» **Dataset records**

————

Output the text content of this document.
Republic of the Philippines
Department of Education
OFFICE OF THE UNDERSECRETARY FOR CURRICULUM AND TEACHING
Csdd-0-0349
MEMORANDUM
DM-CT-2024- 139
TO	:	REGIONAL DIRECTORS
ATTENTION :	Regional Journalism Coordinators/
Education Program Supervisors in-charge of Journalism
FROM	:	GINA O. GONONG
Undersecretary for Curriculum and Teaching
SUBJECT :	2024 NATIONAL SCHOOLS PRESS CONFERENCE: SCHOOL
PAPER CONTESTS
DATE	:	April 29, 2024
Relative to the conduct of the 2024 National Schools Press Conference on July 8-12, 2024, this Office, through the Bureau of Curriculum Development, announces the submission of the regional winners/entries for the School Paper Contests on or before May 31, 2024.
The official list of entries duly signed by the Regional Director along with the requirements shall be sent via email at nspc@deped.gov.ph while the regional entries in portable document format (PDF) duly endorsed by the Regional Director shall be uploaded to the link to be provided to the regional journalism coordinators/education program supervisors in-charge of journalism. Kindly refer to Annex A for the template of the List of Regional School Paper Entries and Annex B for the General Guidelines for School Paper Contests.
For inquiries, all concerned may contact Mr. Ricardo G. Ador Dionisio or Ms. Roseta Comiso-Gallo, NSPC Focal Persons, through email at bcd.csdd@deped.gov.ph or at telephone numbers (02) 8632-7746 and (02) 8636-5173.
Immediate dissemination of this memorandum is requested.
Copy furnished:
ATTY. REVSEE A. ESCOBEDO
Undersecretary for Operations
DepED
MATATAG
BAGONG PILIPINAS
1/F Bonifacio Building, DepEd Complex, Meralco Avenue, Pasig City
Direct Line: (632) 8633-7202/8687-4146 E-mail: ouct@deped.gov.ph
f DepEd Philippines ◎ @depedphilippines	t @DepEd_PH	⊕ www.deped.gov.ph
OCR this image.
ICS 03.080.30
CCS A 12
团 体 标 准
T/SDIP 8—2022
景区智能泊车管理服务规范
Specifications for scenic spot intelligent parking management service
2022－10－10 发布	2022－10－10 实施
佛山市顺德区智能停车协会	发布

————

» **Directions**
Quote every record above exactly.

» **Output for this exercise**
Output the text content of this document.
Republic of the Philippines
Department of Education
OFFICE OF THE UNDERSECRETARY FOR CURRICULUM AND TEACHING
Csdd-0-0349
MEMORANDUM
DM-CT-2024- 139
TO	:	REGIONAL DIRECTORS
ATTENTION :	Regional Journalism Coordinators/
Education Program Supervisors in-charge of Journalism
FROM	:	GINA O. GONONG
Undersecretary for Curriculum and Teaching
SUBJECT :	2024 NATIONAL SCHOOLS PRESS CONFERENCE: SCHOOL
PAPER CONTESTS
DATE	:	April 29, 2024
Relative to the conduct of the 2024 National Schools Press Conference on July 8-12, 2024, this Office, through the Bureau of Curriculum Development, announces the submission of the regional winners/entries for the School Paper Contests on or before May 31, 2024.
The official list of entries duly signed by the Regional Director along with the requirements shall be sent via email at nspc@deped.gov.ph while the regional entries in portable document format (PDF) duly endorsed by the Regional Director shall be uploaded to the link to be provided to the regional journalism coordinators/education program supervisors in-charge of journalism. Kindly refer to Annex A for the template of the List of Regional School Paper Entries and Annex B for the General Guidelines for School Paper Contests.
For inquiries, all concerned may contact Mr. Ricardo G. Ador Dionisio or Ms. Roseta Comiso-Gallo, NSPC Focal Persons, through email at bcd.csdd@deped.gov.ph or at telephone numbers (02) 8632-7746 and (02) 8636-5173.
Immediate dissemination of this memorandum is requested.
Copy furnished:
ATTY. REVSEE A. ESCOBEDO
Undersecretary for Operations
DepED
MATATAG
BAGONG PILIPINAS
1/F Bonifacio Building, DepEd Complex, Meralco Avenue, Pasig City
Direct Line: (632) 8633-7202/8687-4146 E-mail: ouct@deped.gov.ph
f DepEd Philippines ◎ @depedphilippines	t @DepEd_PH	⊕ www.deped.gov.ph
OCR this image.
ICS 03.080.30
CCS A 12
团 体 标 准
T/SDIP 8—2022
景区智能泊车管理服务规范
Specifications for scenic spot intelligent parking management service
2022－10－10 发布	2022－10－10 实施
佛山市顺德区智能停车协会	发布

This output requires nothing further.